:: Work to be completed ::
Say how many lines hold the string "przez", and nothing more.
# start of Information given
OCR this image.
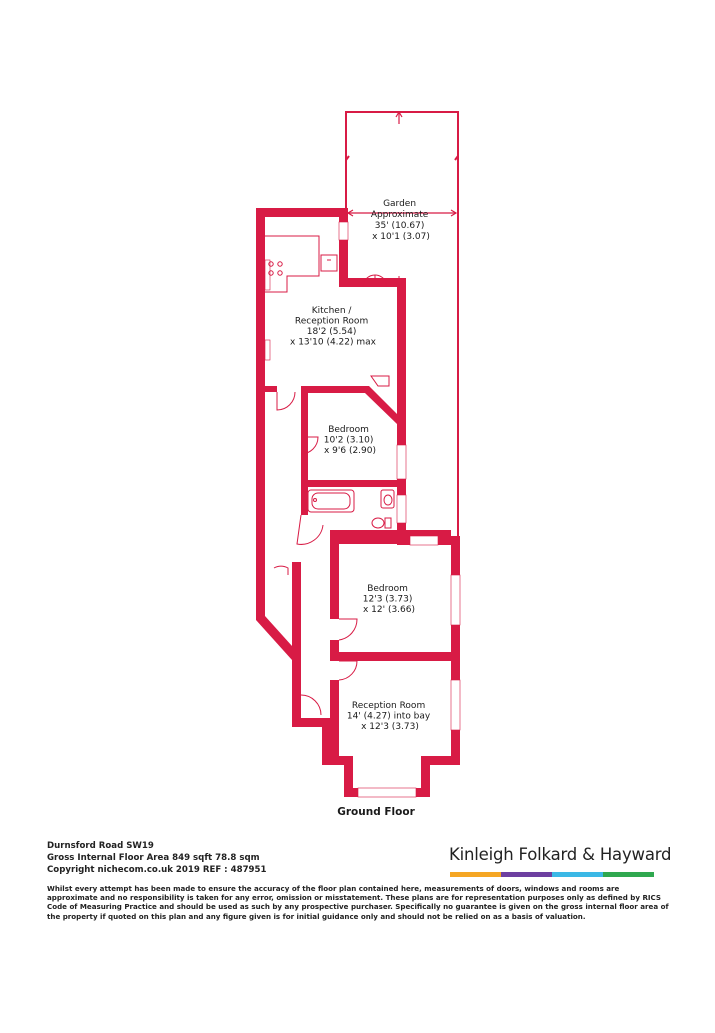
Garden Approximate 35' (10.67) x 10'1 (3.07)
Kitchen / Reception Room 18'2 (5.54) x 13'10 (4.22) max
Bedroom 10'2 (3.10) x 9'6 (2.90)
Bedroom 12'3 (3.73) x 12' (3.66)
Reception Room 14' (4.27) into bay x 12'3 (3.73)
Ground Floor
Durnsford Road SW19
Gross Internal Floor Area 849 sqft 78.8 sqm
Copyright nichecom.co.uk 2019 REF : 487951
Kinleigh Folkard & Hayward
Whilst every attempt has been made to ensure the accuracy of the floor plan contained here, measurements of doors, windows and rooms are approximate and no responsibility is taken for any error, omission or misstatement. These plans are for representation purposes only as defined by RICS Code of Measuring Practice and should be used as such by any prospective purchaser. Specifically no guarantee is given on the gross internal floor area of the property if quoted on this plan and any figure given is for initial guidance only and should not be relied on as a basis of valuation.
# end of Information given
# start of Information given
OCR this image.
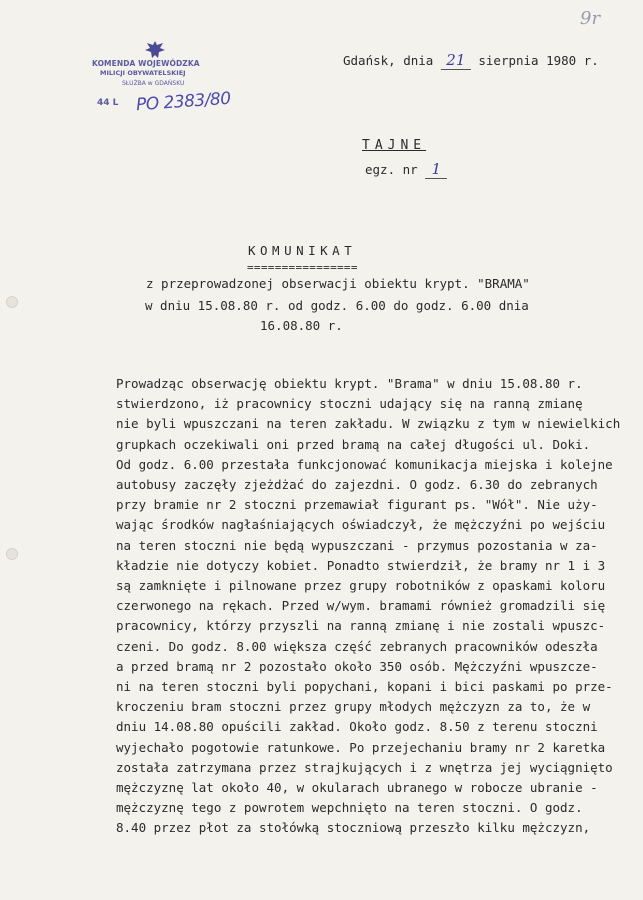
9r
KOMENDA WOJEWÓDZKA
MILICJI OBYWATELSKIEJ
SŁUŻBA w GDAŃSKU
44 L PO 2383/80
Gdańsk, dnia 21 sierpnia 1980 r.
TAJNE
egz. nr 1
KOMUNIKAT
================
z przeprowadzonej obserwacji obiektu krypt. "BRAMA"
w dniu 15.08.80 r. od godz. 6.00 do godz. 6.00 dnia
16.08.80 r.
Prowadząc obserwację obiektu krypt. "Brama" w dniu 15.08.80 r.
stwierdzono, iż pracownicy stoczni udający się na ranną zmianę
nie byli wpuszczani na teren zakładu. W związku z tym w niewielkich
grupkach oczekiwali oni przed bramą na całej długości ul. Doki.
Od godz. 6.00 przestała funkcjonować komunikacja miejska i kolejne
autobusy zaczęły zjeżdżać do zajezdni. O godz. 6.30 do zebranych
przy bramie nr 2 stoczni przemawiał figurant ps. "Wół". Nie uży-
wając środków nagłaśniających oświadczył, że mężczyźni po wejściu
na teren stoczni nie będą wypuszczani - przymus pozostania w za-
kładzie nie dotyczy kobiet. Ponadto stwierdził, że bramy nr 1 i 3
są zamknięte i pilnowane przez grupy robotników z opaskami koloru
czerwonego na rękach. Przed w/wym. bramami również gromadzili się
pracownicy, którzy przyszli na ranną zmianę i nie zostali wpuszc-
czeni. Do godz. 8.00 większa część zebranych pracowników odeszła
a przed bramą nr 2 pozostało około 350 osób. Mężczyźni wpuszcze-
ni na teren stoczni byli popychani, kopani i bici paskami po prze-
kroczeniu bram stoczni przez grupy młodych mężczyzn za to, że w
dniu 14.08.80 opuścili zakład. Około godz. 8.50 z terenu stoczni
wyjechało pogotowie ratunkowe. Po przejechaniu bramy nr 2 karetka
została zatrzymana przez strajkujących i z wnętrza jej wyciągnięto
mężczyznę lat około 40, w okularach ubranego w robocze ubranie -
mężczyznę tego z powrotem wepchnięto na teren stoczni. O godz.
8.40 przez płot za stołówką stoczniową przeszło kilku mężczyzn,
# end of Information given
:: Finished task ::
4